> What the task asks
Will you give the material below again, every line exactly as it is?

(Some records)
══════════
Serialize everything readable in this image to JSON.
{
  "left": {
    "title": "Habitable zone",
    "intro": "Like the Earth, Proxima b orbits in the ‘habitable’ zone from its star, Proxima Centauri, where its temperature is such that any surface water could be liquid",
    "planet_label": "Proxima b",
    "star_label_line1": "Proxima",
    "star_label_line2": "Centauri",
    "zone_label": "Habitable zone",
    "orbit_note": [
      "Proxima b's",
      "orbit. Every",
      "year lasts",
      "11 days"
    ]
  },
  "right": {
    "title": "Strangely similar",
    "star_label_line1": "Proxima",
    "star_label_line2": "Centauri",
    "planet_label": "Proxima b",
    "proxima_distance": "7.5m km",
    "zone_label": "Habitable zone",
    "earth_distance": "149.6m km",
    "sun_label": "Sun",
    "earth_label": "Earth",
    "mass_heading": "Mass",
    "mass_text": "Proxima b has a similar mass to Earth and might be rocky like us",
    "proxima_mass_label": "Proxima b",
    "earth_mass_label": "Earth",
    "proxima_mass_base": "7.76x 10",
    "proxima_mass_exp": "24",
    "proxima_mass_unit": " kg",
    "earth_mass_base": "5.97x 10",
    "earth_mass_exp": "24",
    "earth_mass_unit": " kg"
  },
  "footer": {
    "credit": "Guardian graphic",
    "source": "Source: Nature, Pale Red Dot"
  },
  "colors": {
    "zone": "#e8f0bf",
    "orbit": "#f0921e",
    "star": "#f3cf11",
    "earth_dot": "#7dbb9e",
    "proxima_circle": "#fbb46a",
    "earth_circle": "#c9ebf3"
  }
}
══════════
> Answer to the problem
Serialize everything readable in this image to JSON.
{
  "left": {
    "title": "Habitable zone",
    "intro": "Like the Earth, Proxima b orbits in the ‘habitable’ zone from its star, Proxima Centauri, where its temperature is such that any surface water could be liquid",
    "planet_label": "Proxima b",
    "star_label_line1": "Proxima",
    "star_label_line2": "Centauri",
    "zone_label": "Habitable zone",
    "orbit_note": [
      "Proxima b's",
      "orbit. Every",
      "year lasts",
      "11 days"
    ]
  },
  "right": {
    "title": "Strangely similar",
    "star_label_line1": "Proxima",
    "star_label_line2": "Centauri",
    "planet_label": "Proxima b",
    "proxima_distance": "7.5m km",
    "zone_label": "Habitable zone",
    "earth_distance": "149.6m km",
    "sun_label": "Sun",
    "earth_label": "Earth",
    "mass_heading": "Mass",
    "mass_text": "Proxima b has a similar mass to Earth and might be rocky like us",
    "proxima_mass_label": "Proxima b",
    "earth_mass_label": "Earth",
    "proxima_mass_base": "7.76x 10",
    "proxima_mass_exp": "24",
    "proxima_mass_unit": " kg",
    "earth_mass_base": "5.97x 10",
    "earth_mass_exp": "24",
    "earth_mass_unit": " kg"
  },
  "footer": {
    "credit": "Guardian graphic",
    "source": "Source: Nature, Pale Red Dot"
  },
  "colors": {
    "zone": "#e8f0bf",
    "orbit": "#f0921e",
    "star": "#f3cf11",
    "earth_dot": "#7dbb9e",
    "proxima_circle": "#fbb46a",
    "earth_circle": "#c9ebf3"
  }
}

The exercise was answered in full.